[A block of data]
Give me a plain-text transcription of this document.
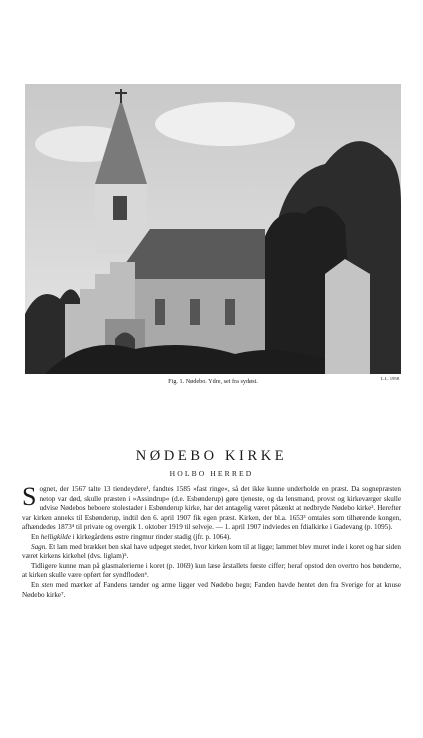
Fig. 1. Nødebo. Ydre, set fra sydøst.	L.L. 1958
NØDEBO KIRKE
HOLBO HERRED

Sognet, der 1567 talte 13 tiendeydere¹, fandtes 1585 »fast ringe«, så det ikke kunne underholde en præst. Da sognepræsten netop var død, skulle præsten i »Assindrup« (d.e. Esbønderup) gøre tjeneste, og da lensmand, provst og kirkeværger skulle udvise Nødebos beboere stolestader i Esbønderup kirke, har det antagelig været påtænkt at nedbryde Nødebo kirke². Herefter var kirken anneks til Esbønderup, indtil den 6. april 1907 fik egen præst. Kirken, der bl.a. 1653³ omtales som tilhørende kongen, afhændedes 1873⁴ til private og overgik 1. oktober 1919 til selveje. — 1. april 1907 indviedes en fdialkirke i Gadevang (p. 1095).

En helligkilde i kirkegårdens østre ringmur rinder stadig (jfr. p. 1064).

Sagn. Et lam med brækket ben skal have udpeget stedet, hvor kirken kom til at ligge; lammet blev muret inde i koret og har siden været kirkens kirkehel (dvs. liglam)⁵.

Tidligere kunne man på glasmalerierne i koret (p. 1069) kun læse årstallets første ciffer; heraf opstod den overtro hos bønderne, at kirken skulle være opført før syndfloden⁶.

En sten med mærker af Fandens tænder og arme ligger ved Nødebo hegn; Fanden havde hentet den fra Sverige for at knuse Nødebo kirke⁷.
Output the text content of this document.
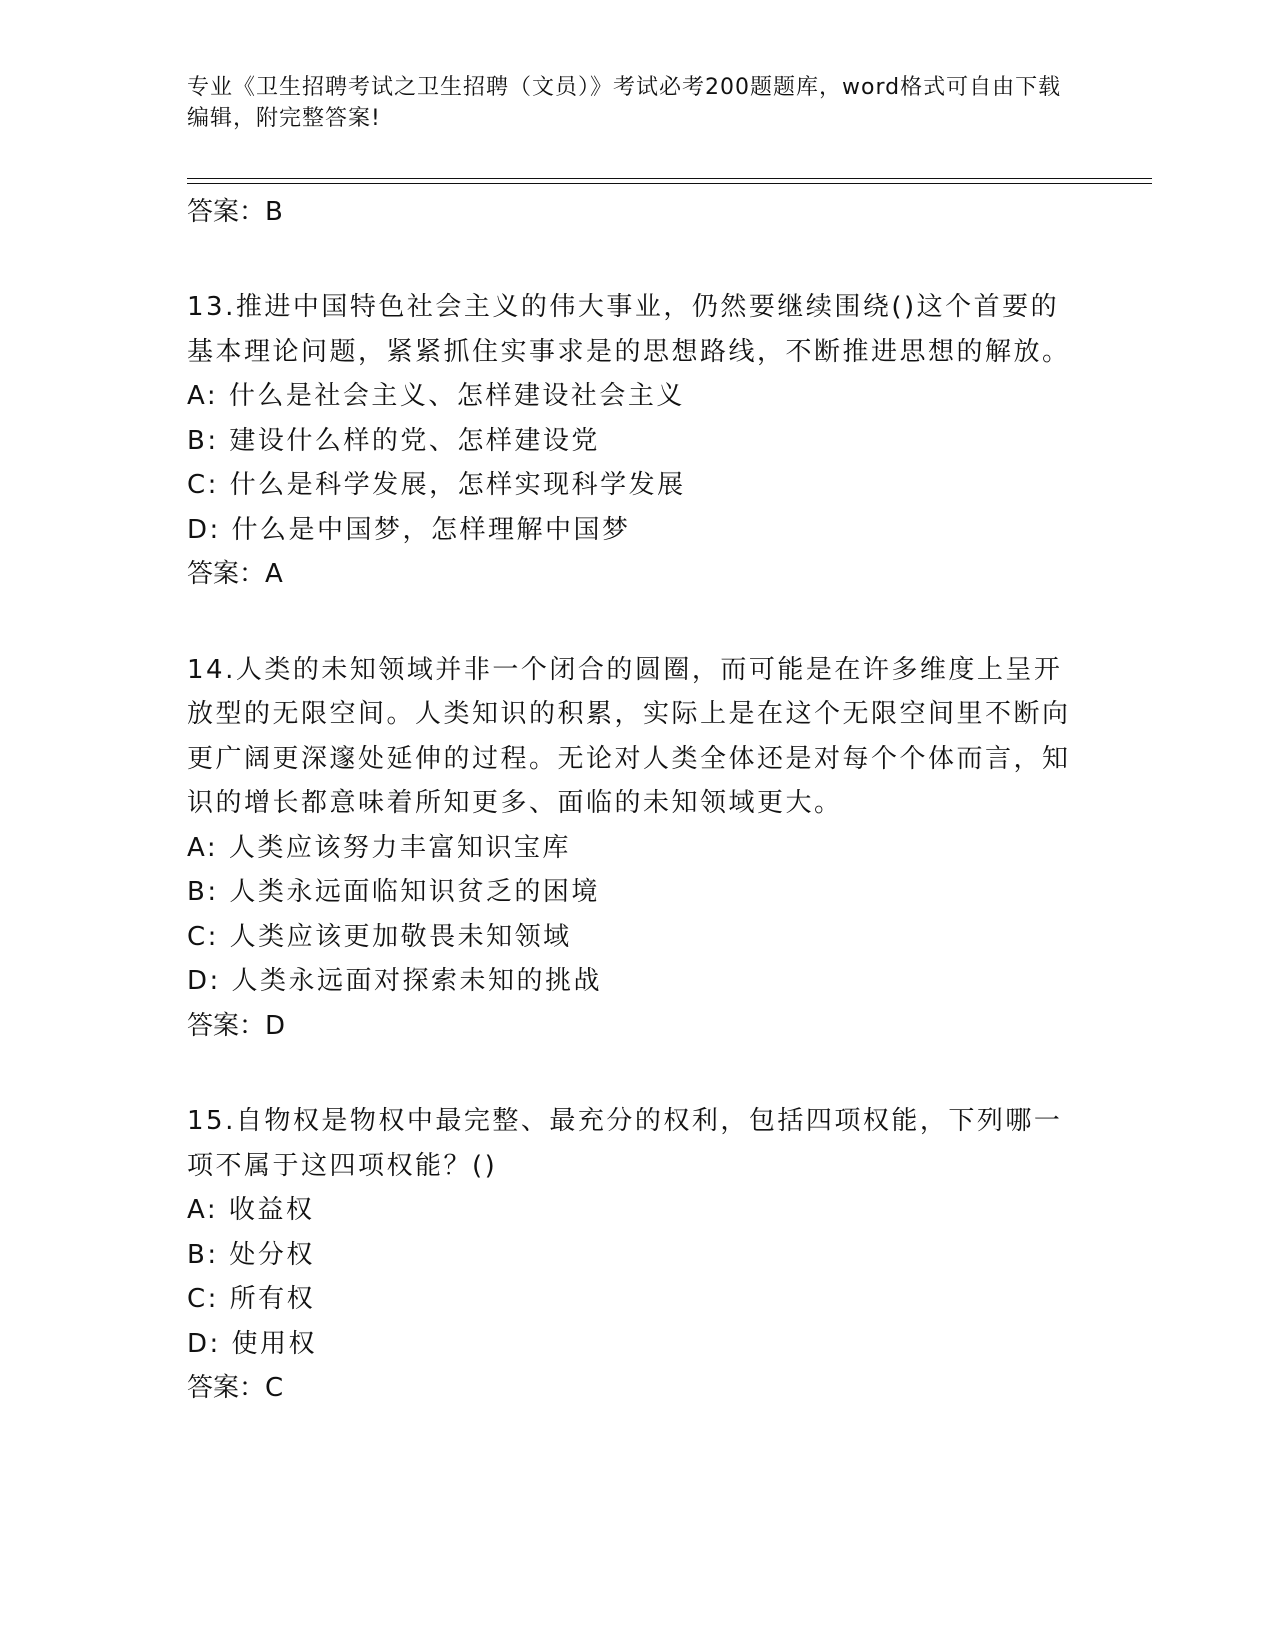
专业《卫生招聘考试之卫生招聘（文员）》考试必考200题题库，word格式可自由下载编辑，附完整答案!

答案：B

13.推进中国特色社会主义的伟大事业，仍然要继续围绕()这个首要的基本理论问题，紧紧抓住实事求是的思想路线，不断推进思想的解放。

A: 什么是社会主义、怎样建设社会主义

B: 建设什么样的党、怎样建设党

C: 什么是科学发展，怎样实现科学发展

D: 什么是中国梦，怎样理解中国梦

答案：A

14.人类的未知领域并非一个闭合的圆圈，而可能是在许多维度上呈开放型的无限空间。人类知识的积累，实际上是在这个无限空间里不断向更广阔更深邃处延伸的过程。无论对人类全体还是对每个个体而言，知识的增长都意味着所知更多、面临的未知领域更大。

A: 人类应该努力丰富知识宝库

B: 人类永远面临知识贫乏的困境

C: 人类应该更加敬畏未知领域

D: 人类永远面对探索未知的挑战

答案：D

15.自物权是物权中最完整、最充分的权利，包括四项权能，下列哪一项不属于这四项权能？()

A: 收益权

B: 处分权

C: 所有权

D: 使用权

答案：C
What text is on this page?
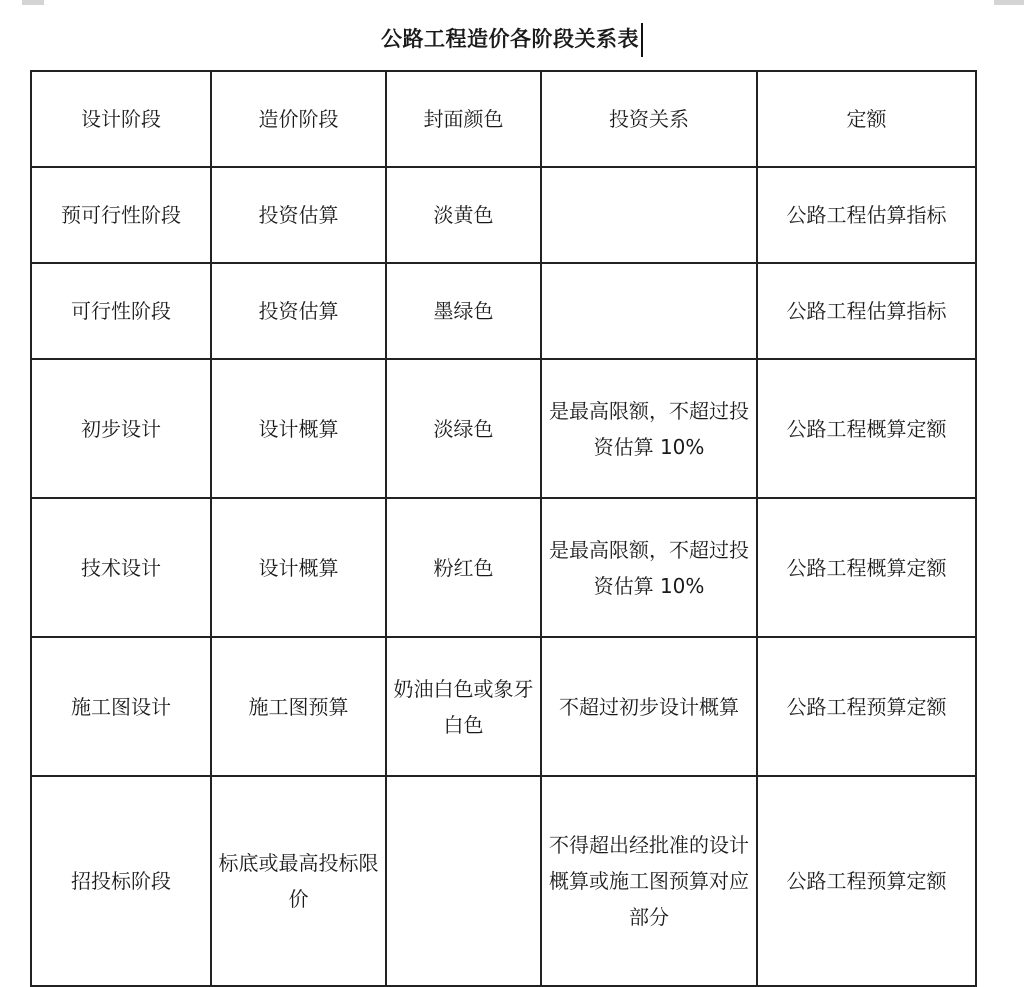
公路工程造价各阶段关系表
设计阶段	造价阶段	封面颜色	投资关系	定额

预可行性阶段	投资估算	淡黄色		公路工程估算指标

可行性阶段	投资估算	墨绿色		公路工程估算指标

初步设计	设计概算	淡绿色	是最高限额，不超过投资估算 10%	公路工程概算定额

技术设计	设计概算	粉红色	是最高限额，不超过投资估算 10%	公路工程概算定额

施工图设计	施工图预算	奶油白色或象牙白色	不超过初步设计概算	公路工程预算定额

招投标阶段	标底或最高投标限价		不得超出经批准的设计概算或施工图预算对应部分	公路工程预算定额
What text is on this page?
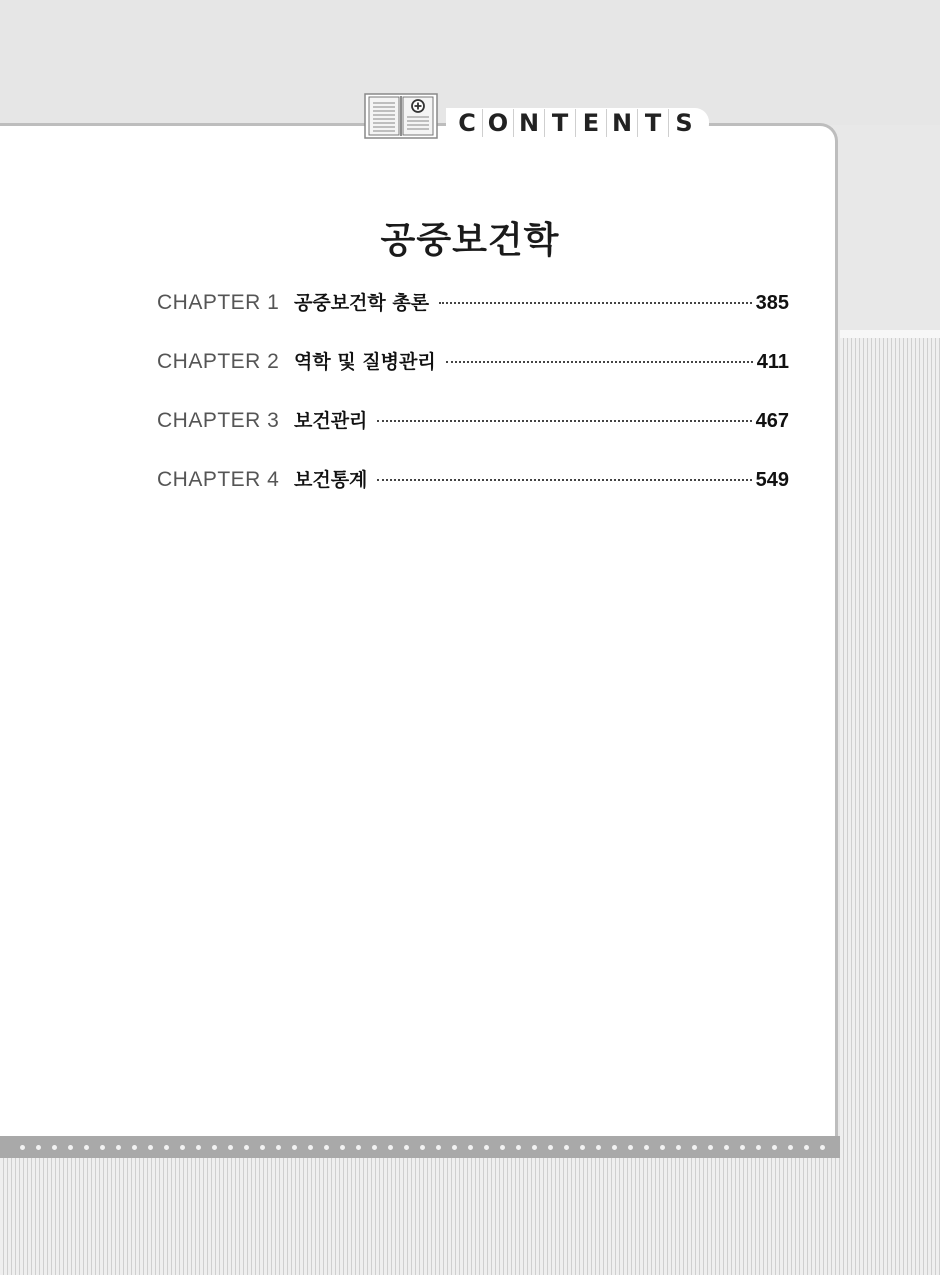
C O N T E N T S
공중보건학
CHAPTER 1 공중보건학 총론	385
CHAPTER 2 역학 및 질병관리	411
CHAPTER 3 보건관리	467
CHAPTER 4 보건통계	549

Task prompt: List every line above containing the word "text".

Exercise result:
Give me a plain-text transcription of this document.
Output the text content of this document.
What text is on this page?
What text is on this page?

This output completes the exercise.